(Entries with figure data)
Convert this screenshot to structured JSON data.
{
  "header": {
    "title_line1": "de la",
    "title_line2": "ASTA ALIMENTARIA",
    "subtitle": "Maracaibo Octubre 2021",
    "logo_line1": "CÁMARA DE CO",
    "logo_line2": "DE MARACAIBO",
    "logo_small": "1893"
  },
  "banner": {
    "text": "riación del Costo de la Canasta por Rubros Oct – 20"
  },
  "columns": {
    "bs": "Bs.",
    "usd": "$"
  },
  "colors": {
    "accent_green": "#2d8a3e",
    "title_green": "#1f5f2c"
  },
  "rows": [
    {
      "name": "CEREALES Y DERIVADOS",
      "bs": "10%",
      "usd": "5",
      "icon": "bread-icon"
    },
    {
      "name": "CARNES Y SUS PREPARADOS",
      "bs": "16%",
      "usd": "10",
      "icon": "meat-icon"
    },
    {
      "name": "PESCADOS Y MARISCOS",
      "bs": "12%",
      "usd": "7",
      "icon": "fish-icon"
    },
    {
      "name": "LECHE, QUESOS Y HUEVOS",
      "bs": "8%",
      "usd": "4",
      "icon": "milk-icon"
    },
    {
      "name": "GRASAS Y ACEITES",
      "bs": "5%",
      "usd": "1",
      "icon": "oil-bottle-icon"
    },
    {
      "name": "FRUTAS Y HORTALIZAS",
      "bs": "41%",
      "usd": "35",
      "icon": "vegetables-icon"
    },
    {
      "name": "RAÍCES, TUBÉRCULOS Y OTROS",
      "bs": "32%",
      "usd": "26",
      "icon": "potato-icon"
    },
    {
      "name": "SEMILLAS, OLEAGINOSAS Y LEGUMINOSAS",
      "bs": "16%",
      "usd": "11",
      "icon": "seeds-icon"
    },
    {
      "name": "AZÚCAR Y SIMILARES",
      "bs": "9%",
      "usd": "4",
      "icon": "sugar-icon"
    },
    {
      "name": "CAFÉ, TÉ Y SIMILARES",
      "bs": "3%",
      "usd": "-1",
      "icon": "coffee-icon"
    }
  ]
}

- [Brief]: From the records above, extract every line exactly as it stands.

- [Output of the exercise]:
Convert this screenshot to structured JSON data.
{
  "header": {
    "title_line1": "de la",
    "title_line2": "ASTA ALIMENTARIA",
    "subtitle": "Maracaibo Octubre 2021",
    "logo_line1": "CÁMARA DE CO",
    "logo_line2": "DE MARACAIBO",
    "logo_small": "1893"
  },
  "banner": {
    "text": "riación del Costo de la Canasta por Rubros Oct – 20"
  },
  "columns": {
    "bs": "Bs.",
    "usd": "$"
  },
  "colors": {
    "accent_green": "#2d8a3e",
    "title_green": "#1f5f2c"
  },
  "rows": [
    {
      "name": "CEREALES Y DERIVADOS",
      "bs": "10%",
      "usd": "5",
      "icon": "bread-icon"
    },
    {
      "name": "CARNES Y SUS PREPARADOS",
      "bs": "16%",
      "usd": "10",
      "icon": "meat-icon"
    },
    {
      "name": "PESCADOS Y MARISCOS",
      "bs": "12%",
      "usd": "7",
      "icon": "fish-icon"
    },
    {
      "name": "LECHE, QUESOS Y HUEVOS",
      "bs": "8%",
      "usd": "4",
      "icon": "milk-icon"
    },
    {
      "name": "GRASAS Y ACEITES",
      "bs": "5%",
      "usd": "1",
      "icon": "oil-bottle-icon"
    },
    {
      "name": "FRUTAS Y HORTALIZAS",
      "bs": "41%",
      "usd": "35",
      "icon": "vegetables-icon"
    },
    {
      "name": "RAÍCES, TUBÉRCULOS Y OTROS",
      "bs": "32%",
      "usd": "26",
      "icon": "potato-icon"
    },
    {
      "name": "SEMILLAS, OLEAGINOSAS Y LEGUMINOSAS",
      "bs": "16%",
      "usd": "11",
      "icon": "seeds-icon"
    },
    {
      "name": "AZÚCAR Y SIMILARES",
      "bs": "9%",
      "usd": "4",
      "icon": "sugar-icon"
    },
    {
      "name": "CAFÉ, TÉ Y SIMILARES",
      "bs": "3%",
      "usd": "-1",
      "icon": "coffee-icon"
    }
  ]
}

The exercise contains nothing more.